# start of Stored data
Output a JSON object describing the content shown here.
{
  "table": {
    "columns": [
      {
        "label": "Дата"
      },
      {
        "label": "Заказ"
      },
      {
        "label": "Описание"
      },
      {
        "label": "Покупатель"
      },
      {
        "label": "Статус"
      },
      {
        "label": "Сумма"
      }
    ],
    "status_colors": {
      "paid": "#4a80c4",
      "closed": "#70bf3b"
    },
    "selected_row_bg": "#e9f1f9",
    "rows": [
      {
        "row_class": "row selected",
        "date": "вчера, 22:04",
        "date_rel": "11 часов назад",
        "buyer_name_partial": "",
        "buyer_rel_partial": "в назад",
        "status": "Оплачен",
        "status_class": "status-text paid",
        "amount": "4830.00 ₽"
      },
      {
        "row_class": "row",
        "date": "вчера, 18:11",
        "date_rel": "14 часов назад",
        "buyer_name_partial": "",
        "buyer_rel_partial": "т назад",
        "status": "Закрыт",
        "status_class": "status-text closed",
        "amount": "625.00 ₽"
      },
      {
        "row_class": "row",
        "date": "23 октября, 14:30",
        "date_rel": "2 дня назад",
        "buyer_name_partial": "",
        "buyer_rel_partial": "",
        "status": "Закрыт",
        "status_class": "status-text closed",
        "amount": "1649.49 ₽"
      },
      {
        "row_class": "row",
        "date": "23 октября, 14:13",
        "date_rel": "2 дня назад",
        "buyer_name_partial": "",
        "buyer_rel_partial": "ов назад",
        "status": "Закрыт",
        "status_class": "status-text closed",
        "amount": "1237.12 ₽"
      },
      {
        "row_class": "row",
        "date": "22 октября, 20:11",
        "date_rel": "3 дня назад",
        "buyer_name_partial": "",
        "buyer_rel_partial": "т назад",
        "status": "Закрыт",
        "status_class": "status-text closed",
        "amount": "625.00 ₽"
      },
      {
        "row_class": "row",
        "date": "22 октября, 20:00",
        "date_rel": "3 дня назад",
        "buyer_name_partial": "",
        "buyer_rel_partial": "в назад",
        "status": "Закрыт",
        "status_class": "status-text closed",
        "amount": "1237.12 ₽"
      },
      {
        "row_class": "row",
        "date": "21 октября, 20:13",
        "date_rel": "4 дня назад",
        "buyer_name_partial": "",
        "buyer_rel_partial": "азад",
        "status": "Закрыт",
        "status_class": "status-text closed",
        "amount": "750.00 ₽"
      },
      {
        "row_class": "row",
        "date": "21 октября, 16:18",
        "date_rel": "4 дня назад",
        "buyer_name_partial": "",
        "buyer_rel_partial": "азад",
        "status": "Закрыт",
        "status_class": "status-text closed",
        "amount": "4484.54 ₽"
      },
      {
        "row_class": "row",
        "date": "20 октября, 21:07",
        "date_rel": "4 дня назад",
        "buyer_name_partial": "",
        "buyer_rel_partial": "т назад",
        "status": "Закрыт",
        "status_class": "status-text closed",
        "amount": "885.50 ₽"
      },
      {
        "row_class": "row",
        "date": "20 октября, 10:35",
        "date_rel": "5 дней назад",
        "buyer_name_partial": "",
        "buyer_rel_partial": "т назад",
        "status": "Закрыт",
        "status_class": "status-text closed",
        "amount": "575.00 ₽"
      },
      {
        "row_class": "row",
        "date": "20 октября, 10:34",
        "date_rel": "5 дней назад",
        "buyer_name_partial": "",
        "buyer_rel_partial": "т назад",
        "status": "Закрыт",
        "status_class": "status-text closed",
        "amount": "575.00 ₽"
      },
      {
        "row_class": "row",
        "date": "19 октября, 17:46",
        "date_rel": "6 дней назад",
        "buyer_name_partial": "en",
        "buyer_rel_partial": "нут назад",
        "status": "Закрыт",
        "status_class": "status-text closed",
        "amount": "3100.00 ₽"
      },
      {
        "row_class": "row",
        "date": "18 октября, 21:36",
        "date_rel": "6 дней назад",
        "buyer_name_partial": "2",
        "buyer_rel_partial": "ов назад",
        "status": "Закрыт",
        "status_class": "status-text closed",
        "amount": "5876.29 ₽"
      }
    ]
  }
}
# end of Stored data
Exercise directions –
Extract the full set of entries word for word.

Problem solution –
Output a JSON object describing the content shown here.
{
  "table": {
    "columns": [
      {
        "label": "Дата"
      },
      {
        "label": "Заказ"
      },
      {
        "label": "Описание"
      },
      {
        "label": "Покупатель"
      },
      {
        "label": "Статус"
      },
      {
        "label": "Сумма"
      }
    ],
    "status_colors": {
      "paid": "#4a80c4",
      "closed": "#70bf3b"
    },
    "selected_row_bg": "#e9f1f9",
    "rows": [
      {
        "row_class": "row selected",
        "date": "вчера, 22:04",
        "date_rel": "11 часов назад",
        "buyer_name_partial": "",
        "buyer_rel_partial": "в назад",
        "status": "Оплачен",
        "status_class": "status-text paid",
        "amount": "4830.00 ₽"
      },
      {
        "row_class": "row",
        "date": "вчера, 18:11",
        "date_rel": "14 часов назад",
        "buyer_name_partial": "",
        "buyer_rel_partial": "т назад",
        "status": "Закрыт",
        "status_class": "status-text closed",
        "amount": "625.00 ₽"
      },
      {
        "row_class": "row",
        "date": "23 октября, 14:30",
        "date_rel": "2 дня назад",
        "buyer_name_partial": "",
        "buyer_rel_partial": "",
        "status": "Закрыт",
        "status_class": "status-text closed",
        "amount": "1649.49 ₽"
      },
      {
        "row_class": "row",
        "date": "23 октября, 14:13",
        "date_rel": "2 дня назад",
        "buyer_name_partial": "",
        "buyer_rel_partial": "ов назад",
        "status": "Закрыт",
        "status_class": "status-text closed",
        "amount": "1237.12 ₽"
      },
      {
        "row_class": "row",
        "date": "22 октября, 20:11",
        "date_rel": "3 дня назад",
        "buyer_name_partial": "",
        "buyer_rel_partial": "т назад",
        "status": "Закрыт",
        "status_class": "status-text closed",
        "amount": "625.00 ₽"
      },
      {
        "row_class": "row",
        "date": "22 октября, 20:00",
        "date_rel": "3 дня назад",
        "buyer_name_partial": "",
        "buyer_rel_partial": "в назад",
        "status": "Закрыт",
        "status_class": "status-text closed",
        "amount": "1237.12 ₽"
      },
      {
        "row_class": "row",
        "date": "21 октября, 20:13",
        "date_rel": "4 дня назад",
        "buyer_name_partial": "",
        "buyer_rel_partial": "азад",
        "status": "Закрыт",
        "status_class": "status-text closed",
        "amount": "750.00 ₽"
      },
      {
        "row_class": "row",
        "date": "21 октября, 16:18",
        "date_rel": "4 дня назад",
        "buyer_name_partial": "",
        "buyer_rel_partial": "азад",
        "status": "Закрыт",
        "status_class": "status-text closed",
        "amount": "4484.54 ₽"
      },
      {
        "row_class": "row",
        "date": "20 октября, 21:07",
        "date_rel": "4 дня назад",
        "buyer_name_partial": "",
        "buyer_rel_partial": "т назад",
        "status": "Закрыт",
        "status_class": "status-text closed",
        "amount": "885.50 ₽"
      },
      {
        "row_class": "row",
        "date": "20 октября, 10:35",
        "date_rel": "5 дней назад",
        "buyer_name_partial": "",
        "buyer_rel_partial": "т назад",
        "status": "Закрыт",
        "status_class": "status-text closed",
        "amount": "575.00 ₽"
      },
      {
        "row_class": "row",
        "date": "20 октября, 10:34",
        "date_rel": "5 дней назад",
        "buyer_name_partial": "",
        "buyer_rel_partial": "т назад",
        "status": "Закрыт",
        "status_class": "status-text closed",
        "amount": "575.00 ₽"
      },
      {
        "row_class": "row",
        "date": "19 октября, 17:46",
        "date_rel": "6 дней назад",
        "buyer_name_partial": "en",
        "buyer_rel_partial": "нут назад",
        "status": "Закрыт",
        "status_class": "status-text closed",
        "amount": "3100.00 ₽"
      },
      {
        "row_class": "row",
        "date": "18 октября, 21:36",
        "date_rel": "6 дней назад",
        "buyer_name_partial": "2",
        "buyer_rel_partial": "ов назад",
        "status": "Закрыт",
        "status_class": "status-text closed",
        "amount": "5876.29 ₽"
      }
    ]
  }
}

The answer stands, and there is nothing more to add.